**DO THIS:**
Which lines hold the word "icon"? Copy each of them from the material.

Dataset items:
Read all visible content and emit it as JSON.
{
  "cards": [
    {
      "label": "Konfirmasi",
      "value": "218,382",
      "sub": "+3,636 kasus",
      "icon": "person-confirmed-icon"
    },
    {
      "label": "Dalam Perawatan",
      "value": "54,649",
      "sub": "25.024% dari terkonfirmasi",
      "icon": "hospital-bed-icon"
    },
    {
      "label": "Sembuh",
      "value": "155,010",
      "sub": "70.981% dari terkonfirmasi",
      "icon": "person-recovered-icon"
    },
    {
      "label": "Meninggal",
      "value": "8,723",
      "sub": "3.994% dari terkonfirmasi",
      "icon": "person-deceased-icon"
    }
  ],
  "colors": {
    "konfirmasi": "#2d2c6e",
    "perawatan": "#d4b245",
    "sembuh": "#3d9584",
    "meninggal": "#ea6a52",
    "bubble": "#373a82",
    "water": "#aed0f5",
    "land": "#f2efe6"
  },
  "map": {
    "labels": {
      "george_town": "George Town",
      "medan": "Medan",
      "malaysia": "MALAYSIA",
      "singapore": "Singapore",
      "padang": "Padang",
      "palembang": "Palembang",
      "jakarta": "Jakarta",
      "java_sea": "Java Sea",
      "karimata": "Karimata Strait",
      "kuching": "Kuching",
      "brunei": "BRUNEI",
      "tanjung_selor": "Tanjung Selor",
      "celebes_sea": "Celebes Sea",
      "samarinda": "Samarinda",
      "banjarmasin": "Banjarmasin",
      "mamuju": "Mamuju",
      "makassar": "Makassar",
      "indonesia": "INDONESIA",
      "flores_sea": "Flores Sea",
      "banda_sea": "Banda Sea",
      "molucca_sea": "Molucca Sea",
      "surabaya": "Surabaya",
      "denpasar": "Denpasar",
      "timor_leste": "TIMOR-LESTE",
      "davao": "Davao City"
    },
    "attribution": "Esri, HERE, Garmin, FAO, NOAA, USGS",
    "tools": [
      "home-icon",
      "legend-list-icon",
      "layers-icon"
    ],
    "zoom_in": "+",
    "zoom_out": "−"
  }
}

**WRITTEN SOLUTION:**
      "icon": "person-confirmed-icon"
      "icon": "hospital-bed-icon"
      "icon": "person-recovered-icon"
      "icon": "person-deceased-icon"
      "home-icon",
      "legend-list-icon",
      "layers-icon"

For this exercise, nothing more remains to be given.